> STORED DATA:

————————

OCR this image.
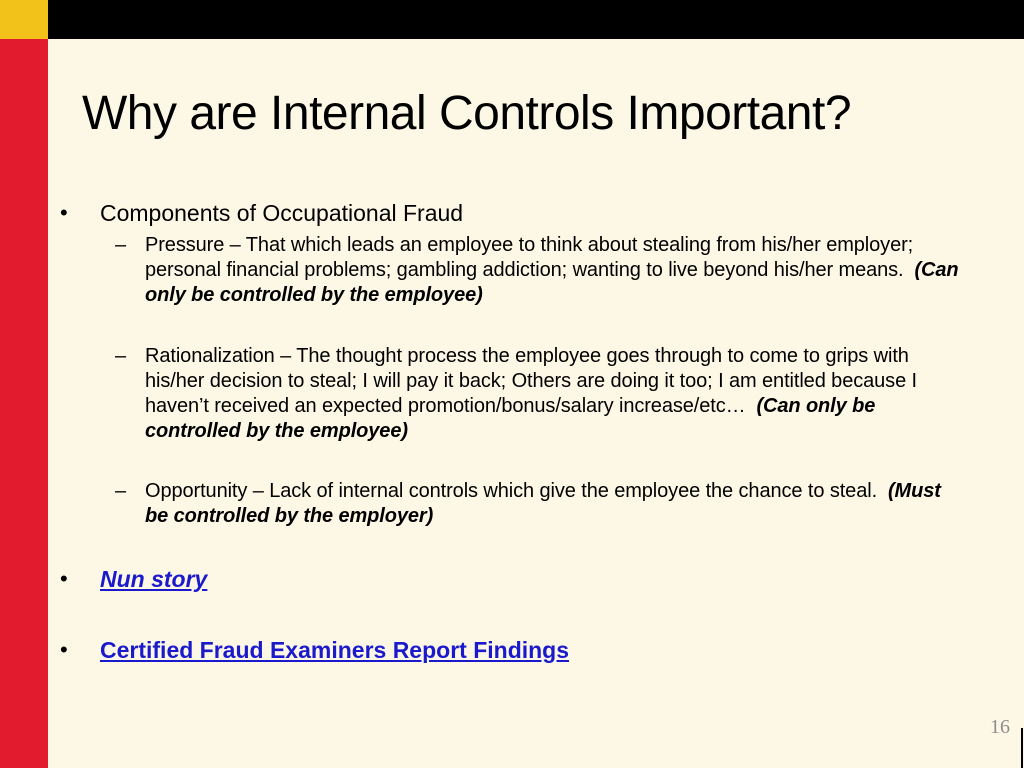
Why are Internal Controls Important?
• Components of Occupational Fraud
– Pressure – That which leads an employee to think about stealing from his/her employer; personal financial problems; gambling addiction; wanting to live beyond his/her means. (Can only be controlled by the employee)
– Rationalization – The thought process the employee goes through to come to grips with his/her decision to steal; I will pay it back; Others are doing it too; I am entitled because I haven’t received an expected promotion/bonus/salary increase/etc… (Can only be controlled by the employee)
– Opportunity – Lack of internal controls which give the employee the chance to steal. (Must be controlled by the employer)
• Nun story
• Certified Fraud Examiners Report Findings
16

————————

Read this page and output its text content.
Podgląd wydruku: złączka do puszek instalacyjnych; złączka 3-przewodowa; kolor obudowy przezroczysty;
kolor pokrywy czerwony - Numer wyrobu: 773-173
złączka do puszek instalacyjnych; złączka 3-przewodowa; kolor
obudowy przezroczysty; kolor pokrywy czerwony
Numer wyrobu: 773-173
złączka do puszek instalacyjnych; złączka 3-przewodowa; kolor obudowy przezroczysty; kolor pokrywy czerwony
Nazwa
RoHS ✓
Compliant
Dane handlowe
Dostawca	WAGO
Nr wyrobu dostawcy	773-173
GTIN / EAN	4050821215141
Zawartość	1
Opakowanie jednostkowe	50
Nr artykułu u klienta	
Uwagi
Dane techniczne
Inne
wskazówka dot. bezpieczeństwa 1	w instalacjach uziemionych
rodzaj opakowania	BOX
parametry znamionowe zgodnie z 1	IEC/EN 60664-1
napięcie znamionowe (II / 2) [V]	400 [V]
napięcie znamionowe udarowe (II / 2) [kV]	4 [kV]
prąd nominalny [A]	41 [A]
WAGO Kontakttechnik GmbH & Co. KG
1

————————

> STATED TASK: Check each line above for the word "wyrobu" and give the number of lines that have it, nothing else.

> ANSWER TO THIS TASK: 3